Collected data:
+---+
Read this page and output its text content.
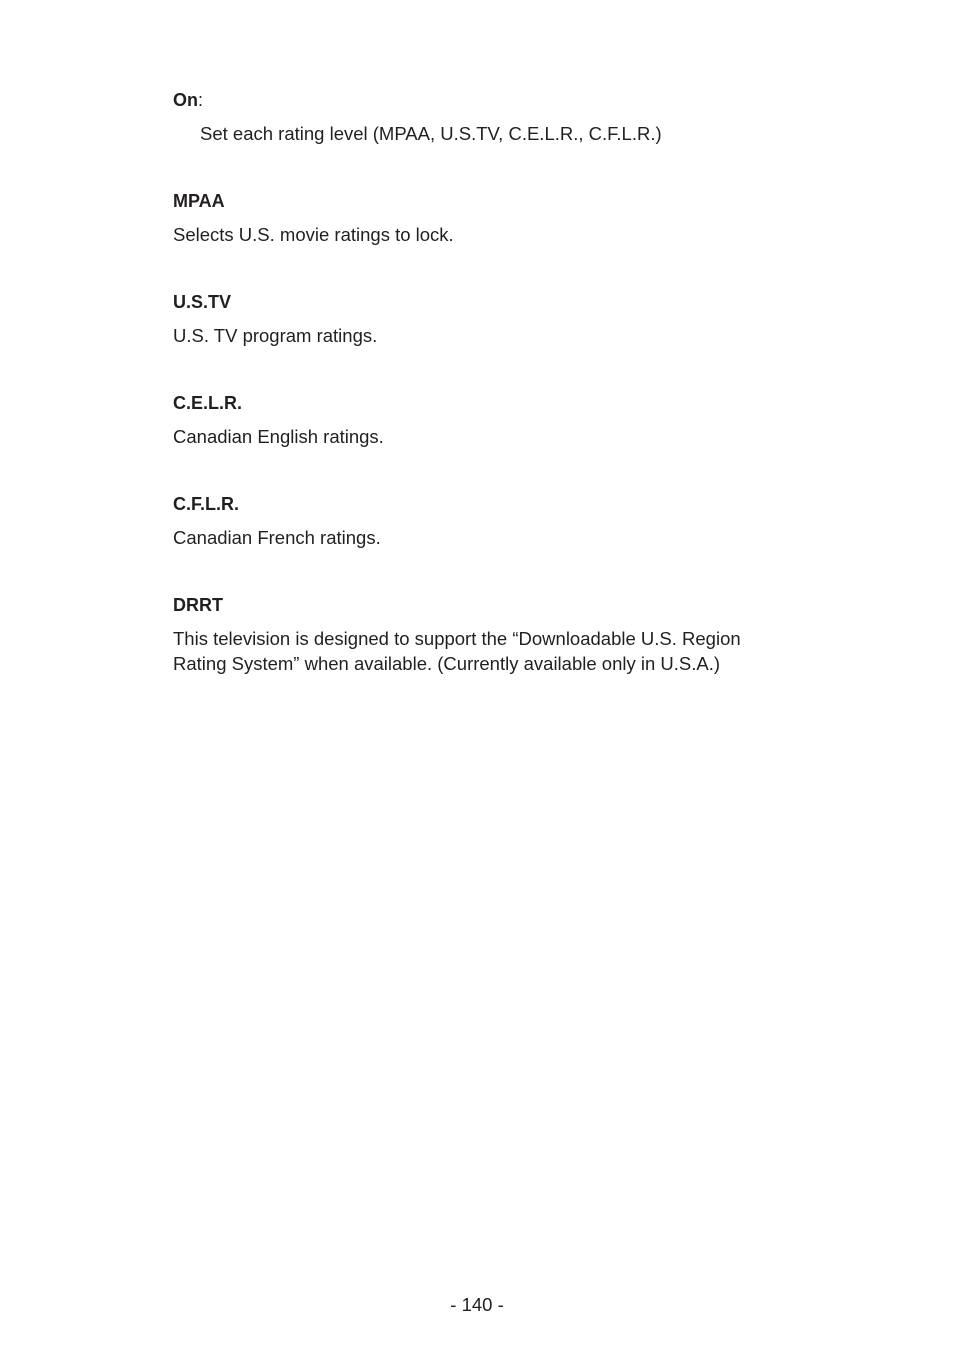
On:

Set each rating level (MPAA, U.S.TV, C.E.L.R., C.F.L.R.)

MPAA

Selects U.S. movie ratings to lock.

U.S.TV

U.S. TV program ratings.

C.E.L.R.

Canadian English ratings.

C.F.L.R.

Canadian French ratings.

DRRT

This television is designed to support the “Downloadable U.S. Region
Rating System” when available. (Currently available only in U.S.A.)

- 140 -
+---+
TASK TO CARRY OUT:
All of the material above is to be copied exactly, except for its images.

ANSWER TO THE PROBLEM:
Read this page and output its text content.
On:

Set each rating level (MPAA, U.S.TV, C.E.L.R., C.F.L.R.)

MPAA

Selects U.S. movie ratings to lock.

U.S.TV

U.S. TV program ratings.

C.E.L.R.

Canadian English ratings.

C.F.L.R.

Canadian French ratings.

DRRT

This television is designed to support the “Downloadable U.S. Region
Rating System” when available. (Currently available only in U.S.A.)

- 140 -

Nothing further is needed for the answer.